Render the items from their first line through the line containing "retainer-clip-icon xyxy=(374,268,381,275)", inclusive, as a JSON list of strings with one string per line, omitting blank lines.
○ ○ ○ ○ ○ ○ ○
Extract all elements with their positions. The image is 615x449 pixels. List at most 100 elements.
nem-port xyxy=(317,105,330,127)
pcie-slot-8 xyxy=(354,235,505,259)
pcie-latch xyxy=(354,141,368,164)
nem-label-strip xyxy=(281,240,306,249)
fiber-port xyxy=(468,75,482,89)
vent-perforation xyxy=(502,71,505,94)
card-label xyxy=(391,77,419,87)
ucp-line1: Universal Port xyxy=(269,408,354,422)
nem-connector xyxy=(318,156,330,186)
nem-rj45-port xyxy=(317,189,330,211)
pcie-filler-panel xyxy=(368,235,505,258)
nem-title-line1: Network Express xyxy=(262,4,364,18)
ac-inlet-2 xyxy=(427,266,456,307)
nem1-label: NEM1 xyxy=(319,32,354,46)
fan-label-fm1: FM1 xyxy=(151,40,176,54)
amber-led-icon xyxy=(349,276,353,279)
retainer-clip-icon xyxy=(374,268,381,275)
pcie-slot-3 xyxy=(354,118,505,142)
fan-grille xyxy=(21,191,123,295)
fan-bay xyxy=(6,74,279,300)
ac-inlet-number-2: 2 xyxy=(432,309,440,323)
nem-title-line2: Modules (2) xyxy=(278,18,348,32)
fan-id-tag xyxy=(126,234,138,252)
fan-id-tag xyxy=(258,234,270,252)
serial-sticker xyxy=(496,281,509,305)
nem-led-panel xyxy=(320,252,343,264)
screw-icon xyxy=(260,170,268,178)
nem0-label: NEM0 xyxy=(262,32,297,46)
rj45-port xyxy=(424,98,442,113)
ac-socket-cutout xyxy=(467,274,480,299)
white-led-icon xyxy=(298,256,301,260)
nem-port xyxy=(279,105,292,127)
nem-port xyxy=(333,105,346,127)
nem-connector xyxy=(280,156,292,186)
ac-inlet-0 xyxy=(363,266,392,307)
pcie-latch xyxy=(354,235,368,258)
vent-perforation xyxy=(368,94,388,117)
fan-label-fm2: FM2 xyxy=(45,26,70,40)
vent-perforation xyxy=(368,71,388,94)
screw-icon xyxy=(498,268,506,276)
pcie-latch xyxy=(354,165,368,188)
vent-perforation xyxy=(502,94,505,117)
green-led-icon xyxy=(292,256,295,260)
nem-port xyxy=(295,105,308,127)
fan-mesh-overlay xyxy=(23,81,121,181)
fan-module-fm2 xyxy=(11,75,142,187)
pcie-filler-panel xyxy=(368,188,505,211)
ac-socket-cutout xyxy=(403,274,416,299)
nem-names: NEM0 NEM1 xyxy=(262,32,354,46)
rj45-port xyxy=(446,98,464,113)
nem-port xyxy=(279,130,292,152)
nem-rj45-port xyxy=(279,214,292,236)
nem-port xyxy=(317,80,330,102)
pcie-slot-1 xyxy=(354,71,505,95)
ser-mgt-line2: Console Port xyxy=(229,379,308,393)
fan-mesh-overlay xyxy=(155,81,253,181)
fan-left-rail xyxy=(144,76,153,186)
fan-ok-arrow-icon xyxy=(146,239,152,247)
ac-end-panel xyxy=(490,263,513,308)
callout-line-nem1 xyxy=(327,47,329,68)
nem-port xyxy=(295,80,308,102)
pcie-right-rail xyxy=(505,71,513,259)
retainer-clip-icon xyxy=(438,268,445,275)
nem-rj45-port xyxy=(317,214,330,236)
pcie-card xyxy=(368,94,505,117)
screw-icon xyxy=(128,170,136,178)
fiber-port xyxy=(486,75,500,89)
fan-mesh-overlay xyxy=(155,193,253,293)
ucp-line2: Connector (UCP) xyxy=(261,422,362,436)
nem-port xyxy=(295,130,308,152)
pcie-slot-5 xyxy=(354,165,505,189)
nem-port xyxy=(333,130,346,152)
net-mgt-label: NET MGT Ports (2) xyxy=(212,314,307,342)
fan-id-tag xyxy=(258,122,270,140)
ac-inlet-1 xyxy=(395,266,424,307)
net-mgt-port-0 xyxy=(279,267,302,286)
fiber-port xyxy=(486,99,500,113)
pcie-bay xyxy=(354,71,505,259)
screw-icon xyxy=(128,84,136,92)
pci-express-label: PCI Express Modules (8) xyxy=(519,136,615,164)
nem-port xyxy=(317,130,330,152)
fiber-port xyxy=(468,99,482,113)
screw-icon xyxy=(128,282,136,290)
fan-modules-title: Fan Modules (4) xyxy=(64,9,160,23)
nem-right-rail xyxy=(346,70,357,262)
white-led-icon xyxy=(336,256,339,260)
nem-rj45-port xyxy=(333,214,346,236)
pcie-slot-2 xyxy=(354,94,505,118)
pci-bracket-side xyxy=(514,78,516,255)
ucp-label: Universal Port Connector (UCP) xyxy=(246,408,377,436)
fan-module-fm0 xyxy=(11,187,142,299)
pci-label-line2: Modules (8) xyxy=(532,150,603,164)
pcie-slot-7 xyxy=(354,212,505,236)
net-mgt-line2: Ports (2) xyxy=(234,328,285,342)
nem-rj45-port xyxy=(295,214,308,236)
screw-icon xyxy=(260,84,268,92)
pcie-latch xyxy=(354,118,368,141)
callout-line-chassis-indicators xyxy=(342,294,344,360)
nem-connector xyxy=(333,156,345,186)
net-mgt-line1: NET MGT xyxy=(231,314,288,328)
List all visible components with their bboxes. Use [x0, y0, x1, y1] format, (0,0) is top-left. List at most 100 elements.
○ ○ ○ ○ ○ ○ ○
● Written reply:
[
  "Extract all elements with their positions. The image is 615x449 pixels. List at most 100 elements.",
  "nem-port xyxy=(317,105,330,127)",
  "pcie-slot-8 xyxy=(354,235,505,259)",
  "pcie-latch xyxy=(354,141,368,164)",
  "nem-label-strip xyxy=(281,240,306,249)",
  "fiber-port xyxy=(468,75,482,89)",
  "vent-perforation xyxy=(502,71,505,94)",
  "card-label xyxy=(391,77,419,87)",
  "ucp-line1: Universal Port xyxy=(269,408,354,422)",
  "nem-connector xyxy=(318,156,330,186)",
  "nem-rj45-port xyxy=(317,189,330,211)",
  "pcie-filler-panel xyxy=(368,235,505,258)",
  "nem-title-line1: Network Express xyxy=(262,4,364,18)",
  "ac-inlet-2 xyxy=(427,266,456,307)",
  "nem1-label: NEM1 xyxy=(319,32,354,46)",
  "fan-label-fm1: FM1 xyxy=(151,40,176,54)",
  "amber-led-icon xyxy=(349,276,353,279)",
  "retainer-clip-icon xyxy=(374,268,381,275)"
]